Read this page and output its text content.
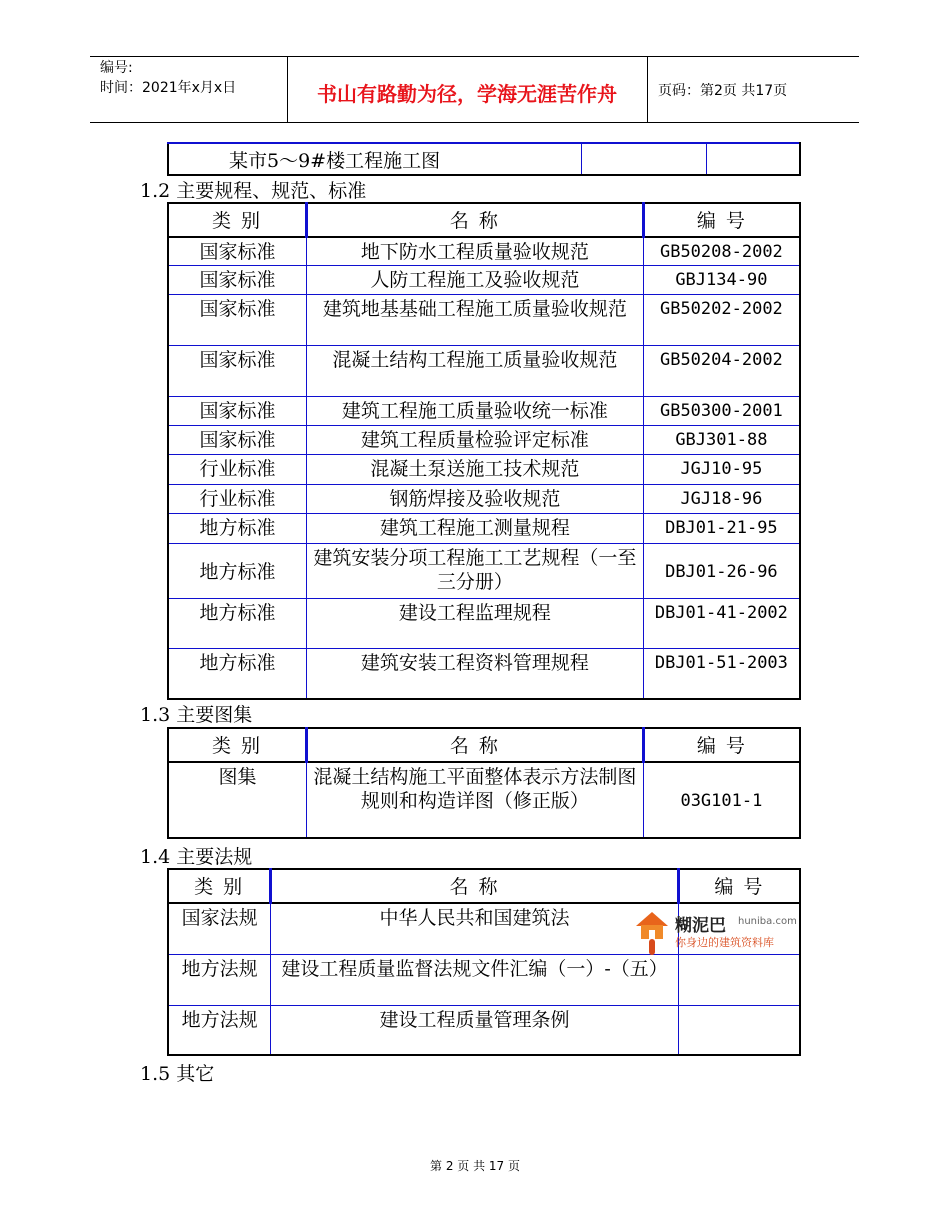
编号:
时间：2021年x月x日	书山有路勤为径，学海无涯苦作舟	页码：第2页 共17页
某市5～9#楼工程施工图		
1.2 主要规程、规范、标准
类 别	名 称	编 号
国家标准	地下防水工程质量验收规范	GB50208-2002
国家标准	人防工程施工及验收规范	GBJ134-90
国家标准	建筑地基基础工程施工质量验收规范	GB50202-2002
国家标准	混凝土结构工程施工质量验收规范	GB50204-2002
国家标准	建筑工程施工质量验收统一标准	GB50300-2001
国家标准	建筑工程质量检验评定标准	GBJ301-88
行业标准	混凝土泵送施工技术规范	JGJ10-95
行业标准	钢筋焊接及验收规范	JGJ18-96
地方标准	建筑工程施工测量规程	DBJ01-21-95
地方标准	建筑安装分项工程施工工艺规程（一至三分册）	DBJ01-26-96
地方标准	建设工程监理规程	DBJ01-41-2002
地方标准	建筑安装工程资料管理规程	DBJ01-51-2003
1.3 主要图集
类 别	名 称	编 号
图集	混凝土结构施工平面整体表示方法制图规则和构造详图（修正版）	03G101-1
1.4 主要法规
类 别	名 称	编 号
国家法规	中华人民共和国建筑法	
地方法规	建设工程质量监督法规文件汇编（一）-（五）	
地方法规	建设工程质量管理条例	
1.5 其它
糊泥巴 huniba.com
你身边的建筑资料库
第 2 页 共 17 页
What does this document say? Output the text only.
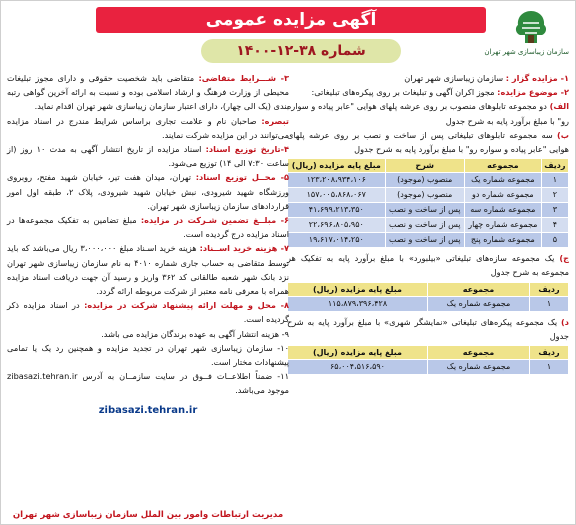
سازمان زیباسازی شهر تهران
آگهی مزایده عمومی
شماره ۳۸-۱۲-۱۴۰۰

۱- مزایده گزار : سازمان زیباسازی شهر تهران

۲- موضوع مزایده: مجوز اکران آگهی و تبلیغات بر روی پیکره‌های تبلیغاتی:

الف) دو مجموعه تابلوهای منصوب بر روی عرشه پلهای هوایی "عابر پیاده و سواره رو" با مبلغ برآورد پایه به شرح جدول

ب) سه مجموعه تابلوهای تبلیغاتی پس از ساخت و نصب بر روی عرشه پلهای هوایی "عابر پیاده و سواره رو" با مبلغ برآورد پایه به شرح جدول

ردیف	مجموعه	شرح	مبلغ پایه مزایده (ریال)
۱	مجموعه شماره یک	منصوب (موجود)	۱۲۳،۲۰۸،۹۳۴،۱۰۶
۲	مجموعه شماره دو	منصوب (موجود)	۱۵۷،۰۰۵،۸۶۸،۰۶۷
۳	مجموعه شماره سه	پس از ساخت و نصب	۴۱،۶۹۹،۲۱۳،۳۵۰
۴	مجموعه شماره چهار	پس از ساخت و نصب	۲۲،۶۹۶،۸۰۵،۹۵۰
۵	مجموعه شماره پنج	پس از ساخت و نصب	۱۹،۶۱۷،۰۱۴،۲۵۰

ج) یک مجموعه سازه‌های تبلیغاتی «بیلبورد» با مبلغ برآورد پایه به تفکیک هر مجموعه به شرح جدول

ردیف	مجموعه	مبلغ پایه مزایده (ریال)
۱	مجموعه شماره یک	۱۱۵،۸۷۹،۳۹۶،۴۲۸

د) یک مجموعه پیکره‌های تبلیغاتی «نمایشگر شهری» با مبلغ برآورد پایه به شرح جدول

ردیف	مجموعه	مبلغ پایه مزایده (ریال)
۱	مجموعه شماره یک	۶۵،۰۰۴،۵۱۶،۵۹۰

۳- شـــرایط متقاضی: متقاضی باید شخصیت حقوقی و دارای مجوز تبلیغات محیطی از وزارت فرهنگ و ارشاد اسلامی بوده و نسبت به ارائه آخرین گواهی رتبه بندی (یک الی چهار)، دارای اعتبار سازمان زیباسازی شهر تهران اقدام نماید.

تبصره: صاحبان نام و علامت تجاری براساس شرایط مندرج در اسناد مزایده می‌توانند در این مزایده شرکت نمایند.

۴-تاریخ توزیع اسناد: اسناد مزایده از تاریخ انتشار آگهی به مدت ۱۰ روز (از ساعت ۷:۳۰ الی ۱۴) توزیع می‌شود.

۵- محــل توزیع اسناد: تهران، میدان هفت تیر، خیابان شهید مفتح، روبروی ورزشگاه شهید شیرودی، نبش خیابان شهید شیرودی، پلاک ۲، طبقه اول امور قراردادهای سازمان زیباسازی شهر تهران.

۶- مبلــغ تضمین شـرکت در مزایده: مبلغ تضامین به تفکیک مجموعه‌ها در اسناد مزایده درج گردیده است.

۷- هزینه خرید اســناد: هزینه خرید اسـناد مبلغ ۳،۰۰۰،۰۰۰ ریال می‌باشد که باید توسط متقاضی به حساب جاری شماره ۴۰۱۰ به نام سازمان زیباسازی شهر تهران نزد بانک شهر شعبه طالقانی کد ۳۶۲ واریز و رسید آن جهت دریافت اسناد مزایده همراه با معرفی نامه معتبر از شرکت مربوطه ارائه گردد.

۸- محل و مهلت ارائه پیشنهاد شرکت در مزایده: در اسناد مزایده ذکر گردیده است.

۹- هزینه انتشار آگهی به عهده برندگان مزایده می باشد.

۱۰- سازمان زیباسازی شهر تهران در تجدید مزایده و همچنین رد یک یا تمامی پیشنهادات مختار است.

۱۱- ضمناً اطلاعــات فــوق در سایت سازمــان به آدرس zibasazi.tehran.ir موجود می‌باشد.

zibasazi.tehran.ir
مدیریت ارتباطات وامور بین الملل سازمان زیباسازی شهر تهران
*****
* _Task details_
Of all the lines above, how many contain the word "تبلیغاتی"? Answer with only the number.

* _Solution for this problem_
4